Convert the data below into a JSON list of strings, one string per line, leaving out any blank lines.

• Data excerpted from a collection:
* begin *

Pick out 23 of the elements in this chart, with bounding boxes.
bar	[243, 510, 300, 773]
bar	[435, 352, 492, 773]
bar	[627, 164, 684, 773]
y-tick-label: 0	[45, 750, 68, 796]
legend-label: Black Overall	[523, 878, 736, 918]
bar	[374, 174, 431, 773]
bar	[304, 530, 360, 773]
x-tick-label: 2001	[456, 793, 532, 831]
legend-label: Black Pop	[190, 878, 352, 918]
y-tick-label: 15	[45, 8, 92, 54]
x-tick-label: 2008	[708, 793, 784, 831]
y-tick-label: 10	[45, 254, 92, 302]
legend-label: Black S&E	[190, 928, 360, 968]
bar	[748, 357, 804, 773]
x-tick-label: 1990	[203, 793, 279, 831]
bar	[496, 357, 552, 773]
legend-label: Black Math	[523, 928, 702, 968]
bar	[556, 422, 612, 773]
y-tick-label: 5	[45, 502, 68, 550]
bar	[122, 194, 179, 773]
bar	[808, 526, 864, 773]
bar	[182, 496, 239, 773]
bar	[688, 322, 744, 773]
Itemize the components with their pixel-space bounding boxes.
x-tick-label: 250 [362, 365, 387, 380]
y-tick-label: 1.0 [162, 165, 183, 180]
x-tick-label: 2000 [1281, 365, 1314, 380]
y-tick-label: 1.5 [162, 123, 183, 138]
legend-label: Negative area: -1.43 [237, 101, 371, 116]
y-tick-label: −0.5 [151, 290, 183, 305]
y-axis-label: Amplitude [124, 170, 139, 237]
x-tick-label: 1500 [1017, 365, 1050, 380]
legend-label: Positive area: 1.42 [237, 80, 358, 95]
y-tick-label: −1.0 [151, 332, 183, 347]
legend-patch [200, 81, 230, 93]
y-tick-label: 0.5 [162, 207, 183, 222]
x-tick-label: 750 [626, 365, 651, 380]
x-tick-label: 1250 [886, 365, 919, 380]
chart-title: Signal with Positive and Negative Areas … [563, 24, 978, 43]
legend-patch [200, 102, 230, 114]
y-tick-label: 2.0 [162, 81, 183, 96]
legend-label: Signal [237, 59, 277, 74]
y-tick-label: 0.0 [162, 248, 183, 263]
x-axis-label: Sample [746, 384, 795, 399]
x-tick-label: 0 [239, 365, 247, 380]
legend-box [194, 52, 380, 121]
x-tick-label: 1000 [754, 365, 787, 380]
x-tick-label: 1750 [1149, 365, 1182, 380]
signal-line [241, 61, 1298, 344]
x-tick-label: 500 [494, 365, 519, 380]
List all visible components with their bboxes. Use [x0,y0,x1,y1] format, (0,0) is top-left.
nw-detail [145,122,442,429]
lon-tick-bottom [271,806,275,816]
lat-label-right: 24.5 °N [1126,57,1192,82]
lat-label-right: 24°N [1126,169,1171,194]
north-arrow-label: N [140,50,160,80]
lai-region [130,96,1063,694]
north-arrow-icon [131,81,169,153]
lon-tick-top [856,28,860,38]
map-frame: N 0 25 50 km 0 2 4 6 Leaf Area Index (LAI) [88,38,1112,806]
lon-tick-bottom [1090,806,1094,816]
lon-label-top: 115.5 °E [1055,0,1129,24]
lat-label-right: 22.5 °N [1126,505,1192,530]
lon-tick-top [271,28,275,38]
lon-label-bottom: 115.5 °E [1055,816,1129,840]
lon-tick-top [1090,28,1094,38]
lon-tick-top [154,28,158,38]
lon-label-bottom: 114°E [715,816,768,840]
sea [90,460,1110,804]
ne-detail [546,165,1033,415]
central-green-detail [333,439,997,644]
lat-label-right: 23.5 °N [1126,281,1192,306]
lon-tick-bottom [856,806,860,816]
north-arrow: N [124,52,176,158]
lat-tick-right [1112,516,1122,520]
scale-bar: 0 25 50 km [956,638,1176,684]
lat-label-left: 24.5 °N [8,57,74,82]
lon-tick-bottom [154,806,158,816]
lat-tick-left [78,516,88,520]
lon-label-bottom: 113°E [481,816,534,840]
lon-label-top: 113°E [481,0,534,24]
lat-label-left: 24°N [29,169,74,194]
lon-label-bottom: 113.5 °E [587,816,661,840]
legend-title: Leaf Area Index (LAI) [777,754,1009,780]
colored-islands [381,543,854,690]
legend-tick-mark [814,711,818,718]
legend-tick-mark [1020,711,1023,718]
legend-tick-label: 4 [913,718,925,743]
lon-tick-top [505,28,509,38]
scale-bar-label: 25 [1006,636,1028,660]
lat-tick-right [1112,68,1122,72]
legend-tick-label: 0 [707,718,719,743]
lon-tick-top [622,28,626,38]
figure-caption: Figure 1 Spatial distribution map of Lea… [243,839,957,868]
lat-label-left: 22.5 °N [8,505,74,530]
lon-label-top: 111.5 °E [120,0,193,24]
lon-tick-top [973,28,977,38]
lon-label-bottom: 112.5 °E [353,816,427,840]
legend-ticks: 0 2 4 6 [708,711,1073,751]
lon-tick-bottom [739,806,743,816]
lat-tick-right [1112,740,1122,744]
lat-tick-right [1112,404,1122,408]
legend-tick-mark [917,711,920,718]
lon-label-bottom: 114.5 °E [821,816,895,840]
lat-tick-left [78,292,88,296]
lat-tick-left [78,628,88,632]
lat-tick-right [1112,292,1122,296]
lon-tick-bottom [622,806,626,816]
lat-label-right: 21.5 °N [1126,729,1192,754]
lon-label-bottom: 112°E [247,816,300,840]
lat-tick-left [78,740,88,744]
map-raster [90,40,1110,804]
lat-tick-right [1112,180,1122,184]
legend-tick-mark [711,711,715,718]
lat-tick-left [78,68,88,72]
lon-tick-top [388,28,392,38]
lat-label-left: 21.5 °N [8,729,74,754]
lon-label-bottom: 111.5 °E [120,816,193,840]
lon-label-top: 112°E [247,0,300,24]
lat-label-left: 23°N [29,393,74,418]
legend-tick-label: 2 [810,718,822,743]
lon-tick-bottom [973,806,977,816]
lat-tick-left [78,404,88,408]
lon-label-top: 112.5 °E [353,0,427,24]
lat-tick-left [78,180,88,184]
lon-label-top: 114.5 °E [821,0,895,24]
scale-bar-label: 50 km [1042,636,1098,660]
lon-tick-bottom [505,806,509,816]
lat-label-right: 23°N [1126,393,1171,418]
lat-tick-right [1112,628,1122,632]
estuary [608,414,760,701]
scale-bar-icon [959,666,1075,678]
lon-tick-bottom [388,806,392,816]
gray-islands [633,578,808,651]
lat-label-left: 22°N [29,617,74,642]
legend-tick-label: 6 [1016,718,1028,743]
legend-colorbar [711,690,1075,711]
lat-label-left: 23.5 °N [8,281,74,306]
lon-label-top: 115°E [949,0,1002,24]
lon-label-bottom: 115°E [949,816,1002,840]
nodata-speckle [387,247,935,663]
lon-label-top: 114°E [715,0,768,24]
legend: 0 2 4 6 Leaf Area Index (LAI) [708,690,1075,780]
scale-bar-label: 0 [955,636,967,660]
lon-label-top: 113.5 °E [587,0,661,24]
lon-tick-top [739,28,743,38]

* end *

• Answer below:
[
  "Pick out 23 of the elements in this chart, with bounding boxes.",
  "bar\t[243, 510, 300, 773]",
  "bar\t[435, 352, 492, 773]",
  "bar\t[627, 164, 684, 773]",
  "y-tick-label: 0\t[45, 750, 68, 796]",
  "legend-label: Black Overall\t[523, 878, 736, 918]",
  "bar\t[374, 174, 431, 773]",
  "bar\t[304, 530, 360, 773]",
  "x-tick-label: 2001\t[456, 793, 532, 831]",
  "legend-label: Black Pop\t[190, 878, 352, 918]",
  "y-tick-label: 15\t[45, 8, 92, 54]",
  "x-tick-label: 2008\t[708, 793, 784, 831]",
  "y-tick-label: 10\t[45, 254, 92, 302]",
  "legend-label: Black S&E\t[190, 928, 360, 968]",
  "bar\t[748, 357, 804, 773]",
  "x-tick-label: 1990\t[203, 793, 279, 831]",
  "bar\t[496, 357, 552, 773]",
  "legend-label: Black Math\t[523, 928, 702, 968]",
  "bar\t[556, 422, 612, 773]",
  "y-tick-label: 5\t[45, 502, 68, 550]",
  "bar\t[122, 194, 179, 773]",
  "bar\t[808, 526, 864, 773]",
  "bar\t[182, 496, 239, 773]",
  "bar\t[688, 322, 744, 773]",
  "Itemize the components with their pixel-space bounding boxes.",
  "x-tick-label: 250 [362, 365, 387, 380]",
  "y-tick-label: 1.0 [162, 165, 183, 180]",
  "x-tick-label: 2000 [1281, 365, 1314, 380]",
  "y-tick-label: 1.5 [162, 123, 183, 138]",
  "legend-label: Negative area: -1.43 [237, 101, 371, 116]",
  "y-tick-label: −0.5 [151, 290, 183, 305]",
  "y-axis-label: Amplitude [124, 170, 139, 237]",
  "x-tick-label: 1500 [1017, 365, 1050, 380]",
  "legend-label: Positive area: 1.42 [237, 80, 358, 95]",
  "y-tick-label: −1.0 [151, 332, 183, 347]",
  "legend-patch [200, 81, 230, 93]",
  "y-tick-label: 0.5 [162, 207, 183, 222]",
  "x-tick-label: 750 [626, 365, 651, 380]",
  "x-tick-label: 1250 [886, 365, 919, 380]",
  "chart-title: Signal with Positive and Negative Areas … [563, 24, 978, 43]",
  "legend-patch [200, 102, 230, 114]",
  "y-tick-label: 2.0 [162, 81, 183, 96]",
  "legend-label: Signal [237, 59, 277, 74]",
  "y-tick-label: 0.0 [162, 248, 183, 263]",
  "x-axis-label: Sample [746, 384, 795, 399]",
  "x-tick-label: 0 [239, 365, 247, 380]",
  "legend-box [194, 52, 380, 121]",
  "x-tick-label: 1000 [754, 365, 787, 380]",
  "x-tick-label: 1750 [1149, 365, 1182, 380]",
  "signal-line [241, 61, 1298, 344]",
  "x-tick-label: 500 [494, 365, 519, 380]",
  "List all visible components with their bboxes. Use [x0,y0,x1,y1] format, (0,0) is top-left.",
  "nw-detail [145,122,442,429]",
  "lon-tick-bottom [271,806,275,816]",
  "lat-label-right: 24.5 °N [1126,57,1192,82]",
  "lat-label-right: 24°N [1126,169,1171,194]",
  "north-arrow-label: N [140,50,160,80]",
  "lai-region [130,96,1063,694]",
  "north-arrow-icon [131,81,169,153]",
  "lon-tick-top [856,28,860,38]",
  "map-frame: N 0 25 50 km 0 2 4 6 Leaf Area Index (LAI) [88,38,1112,806]",
  "lon-tick-bottom [1090,806,1094,816]",
  "lon-label-top: 115.5 °E [1055,0,1129,24]",
  "lat-label-right: 22.5 °N [1126,505,1192,530]",
  "lon-tick-top [271,28,275,38]",
  "lon-label-bottom: 115.5 °E [1055,816,1129,840]",
  "lon-tick-top [1090,28,1094,38]",
  "lon-tick-top [154,28,158,38]",
  "lon-label-bottom: 114°E [715,816,768,840]",
  "sea [90,460,1110,804]",
  "ne-detail [546,165,1033,415]",
  "central-green-detail [333,439,997,644]",
  "lat-label-right: 23.5 °N [1126,281,1192,306]",
  "lon-tick-bottom [856,806,860,816]",
  "north-arrow: N [124,52,176,158]",
  "lat-tick-right [1112,516,1122,520]",
  "scale-bar: 0 25 50 km [956,638,1176,684]",
  "lat-label-left: 24.5 °N [8,57,74,82]",
  "lon-tick-bottom [154,806,158,816]",
  "lat-tick-left [78,516,88,520]",
  "lon-label-bottom: 113°E [481,816,534,840]",
  "lon-label-top: 113°E [481,0,534,24]",
  "lat-label-left: 24°N [29,169,74,194]",
  "lon-label-bottom: 113.5 °E [587,816,661,840]",
  "legend-title: Leaf Area Index (LAI) [777,754,1009,780]",
  "colored-islands [381,543,854,690]",
  "legend-tick-mark [814,711,818,718]",
  "legend-tick-mark [1020,711,1023,718]",
  "legend-tick-label: 4 [913,718,925,743]",
  "lon-tick-top [505,28,509,38]",
  "scale-bar-label: 25 [1006,636,1028,660]",
  "lat-tick-right [1112,68,1122,72]",
  "legend-tick-label: 0 [707,718,719,743]",
  "lon-tick-top [622,28,626,38]",
  "figure-caption: Figure 1 Spatial distribution map of Lea… [243,839,957,868]",
  "lat-label-left: 22.5 °N [8,505,74,530]",
  "lon-label-top: 111.5 °E [120,0,193,24]",
  "lon-tick-top [973,28,977,38]",
  "lon-label-bottom: 112.5 °E [353,816,427,840]",
  "legend-ticks: 0 2 4 6 [708,711,1073,751]",
  "lon-tick-bottom [739,806,743,816]",
  "lat-tick-right [1112,740,1122,744]",
  "lat-tick-right [1112,404,1122,408]",
  "legend-tick-mark [917,711,920,718]",
  "lon-label-bottom: 114.5 °E [821,816,895,840]",
  "lat-tick-left [78,292,88,296]",
  "lat-tick-left [78,628,88,632]",
  "lat-tick-right [1112,292,1122,296]",
  "lon-tick-bottom [622,806,626,816]",
  "lat-label-right: 21.5 °N [1126,729,1192,754]",
  "lon-label-bottom: 112°E [247,816,300,840]",
  "lat-tick-left [78,740,88,744]",
  "map-raster [90,40,1110,804]",
  "lat-tick-right [1112,180,1122,184]",
  "legend-tick-mark [711,711,715,718]",
  "lat-tick-left [78,68,88,72]",
  "lon-tick-top [388,28,392,38]",
  "lat-label-left: 21.5 °N [8,729,74,754]",
  "lon-label-bottom: 111.5 °E [120,816,193,840]",
  "lon-label-top: 112°E [247,0,300,24]",
  "lat-label-left: 23°N [29,393,74,418]",
  "legend-tick-label: 2 [810,718,822,743]",
  "lon-tick-bottom [973,806,977,816]",
  "lat-tick-left [78,404,88,408]",
  "lon-label-top: 112.5 °E [353,0,427,24]",
  "lat-tick-left [78,180,88,184]",
  "lon-label-top: 114.5 °E [821,0,895,24]",
  "scale-bar-label: 50 km [1042,636,1098,660]",
  "lon-tick-bottom [505,806,509,816]",
  "lat-label-right: 23°N [1126,393,1171,418]",
  "lat-tick-right [1112,628,1122,632]",
  "estuary [608,414,760,701]",
  "scale-bar-icon [959,666,1075,678]",
  "lon-tick-bottom [388,806,392,816]",
  "gray-islands [633,578,808,651]",
  "lat-label-left: 22°N [29,617,74,642]",
  "legend-tick-label: 6 [1016,718,1028,743]",
  "legend-colorbar [711,690,1075,711]",
  "lat-label-left: 23.5 °N [8,281,74,306]",
  "lon-label-top: 115°E [949,0,1002,24]",
  "lon-label-bottom: 115°E [949,816,1002,840]",
  "nodata-speckle [387,247,935,663]",
  "lon-label-top: 114°E [715,0,768,24]",
  "legend: 0 2 4 6 Leaf Area Index (LAI) [708,690,1075,780]",
  "scale-bar-label: 0 [955,636,967,660]",
  "lon-label-top: 113.5 °E [587,0,661,24]",
  "lon-tick-top [739,28,743,38]"
]